*Materials provided:*
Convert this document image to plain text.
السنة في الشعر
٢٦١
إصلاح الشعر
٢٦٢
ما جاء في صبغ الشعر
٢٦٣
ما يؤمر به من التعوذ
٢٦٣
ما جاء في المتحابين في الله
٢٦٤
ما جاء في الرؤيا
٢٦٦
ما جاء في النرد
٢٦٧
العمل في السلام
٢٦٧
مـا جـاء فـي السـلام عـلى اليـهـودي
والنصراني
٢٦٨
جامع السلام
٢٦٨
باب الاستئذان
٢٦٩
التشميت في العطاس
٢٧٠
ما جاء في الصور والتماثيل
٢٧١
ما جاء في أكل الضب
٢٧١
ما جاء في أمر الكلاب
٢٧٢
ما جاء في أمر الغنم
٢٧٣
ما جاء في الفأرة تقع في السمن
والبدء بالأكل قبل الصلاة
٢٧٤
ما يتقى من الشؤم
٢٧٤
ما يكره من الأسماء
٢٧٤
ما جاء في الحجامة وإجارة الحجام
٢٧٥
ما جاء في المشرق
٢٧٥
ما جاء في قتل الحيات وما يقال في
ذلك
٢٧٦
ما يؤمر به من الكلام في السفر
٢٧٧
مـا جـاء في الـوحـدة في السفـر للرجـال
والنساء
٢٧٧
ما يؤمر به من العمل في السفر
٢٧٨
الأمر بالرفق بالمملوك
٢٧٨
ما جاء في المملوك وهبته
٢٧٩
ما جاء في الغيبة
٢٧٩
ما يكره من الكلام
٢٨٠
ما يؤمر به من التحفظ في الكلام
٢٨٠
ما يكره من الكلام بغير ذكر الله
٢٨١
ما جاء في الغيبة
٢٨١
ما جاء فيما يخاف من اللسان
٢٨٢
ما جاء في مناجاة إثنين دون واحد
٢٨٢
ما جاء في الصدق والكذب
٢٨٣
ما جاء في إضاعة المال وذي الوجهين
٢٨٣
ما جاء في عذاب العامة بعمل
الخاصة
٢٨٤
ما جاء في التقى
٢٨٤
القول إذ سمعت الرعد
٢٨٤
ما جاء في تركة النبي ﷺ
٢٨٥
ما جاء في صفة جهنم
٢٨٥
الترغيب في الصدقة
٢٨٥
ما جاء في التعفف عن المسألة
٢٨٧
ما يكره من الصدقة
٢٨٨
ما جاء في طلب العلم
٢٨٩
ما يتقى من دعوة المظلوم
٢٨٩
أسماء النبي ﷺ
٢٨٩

*Task objective:*
Write out every entry exactly as given.

*Correct response:*
Convert this document image to plain text.
السنة في الشعر
٢٦١
إصلاح الشعر
٢٦٢
ما جاء في صبغ الشعر
٢٦٣
ما يؤمر به من التعوذ
٢٦٣
ما جاء في المتحابين في الله
٢٦٤
ما جاء في الرؤيا
٢٦٦
ما جاء في النرد
٢٦٧
العمل في السلام
٢٦٧
مـا جـاء فـي السـلام عـلى اليـهـودي
والنصراني
٢٦٨
جامع السلام
٢٦٨
باب الاستئذان
٢٦٩
التشميت في العطاس
٢٧٠
ما جاء في الصور والتماثيل
٢٧١
ما جاء في أكل الضب
٢٧١
ما جاء في أمر الكلاب
٢٧٢
ما جاء في أمر الغنم
٢٧٣
ما جاء في الفأرة تقع في السمن
والبدء بالأكل قبل الصلاة
٢٧٤
ما يتقى من الشؤم
٢٧٤
ما يكره من الأسماء
٢٧٤
ما جاء في الحجامة وإجارة الحجام
٢٧٥
ما جاء في المشرق
٢٧٥
ما جاء في قتل الحيات وما يقال في
ذلك
٢٧٦
ما يؤمر به من الكلام في السفر
٢٧٧
مـا جـاء في الـوحـدة في السفـر للرجـال
والنساء
٢٧٧
ما يؤمر به من العمل في السفر
٢٧٨
الأمر بالرفق بالمملوك
٢٧٨
ما جاء في المملوك وهبته
٢٧٩
ما جاء في الغيبة
٢٧٩
ما يكره من الكلام
٢٨٠
ما يؤمر به من التحفظ في الكلام
٢٨٠
ما يكره من الكلام بغير ذكر الله
٢٨١
ما جاء في الغيبة
٢٨١
ما جاء فيما يخاف من اللسان
٢٨٢
ما جاء في مناجاة إثنين دون واحد
٢٨٢
ما جاء في الصدق والكذب
٢٨٣
ما جاء في إضاعة المال وذي الوجهين
٢٨٣
ما جاء في عذاب العامة بعمل
الخاصة
٢٨٤
ما جاء في التقى
٢٨٤
القول إذ سمعت الرعد
٢٨٤
ما جاء في تركة النبي ﷺ
٢٨٥
ما جاء في صفة جهنم
٢٨٥
الترغيب في الصدقة
٢٨٥
ما جاء في التعفف عن المسألة
٢٨٧
ما يكره من الصدقة
٢٨٨
ما جاء في طلب العلم
٢٨٩
ما يتقى من دعوة المظلوم
٢٨٩
أسماء النبي ﷺ
٢٨٩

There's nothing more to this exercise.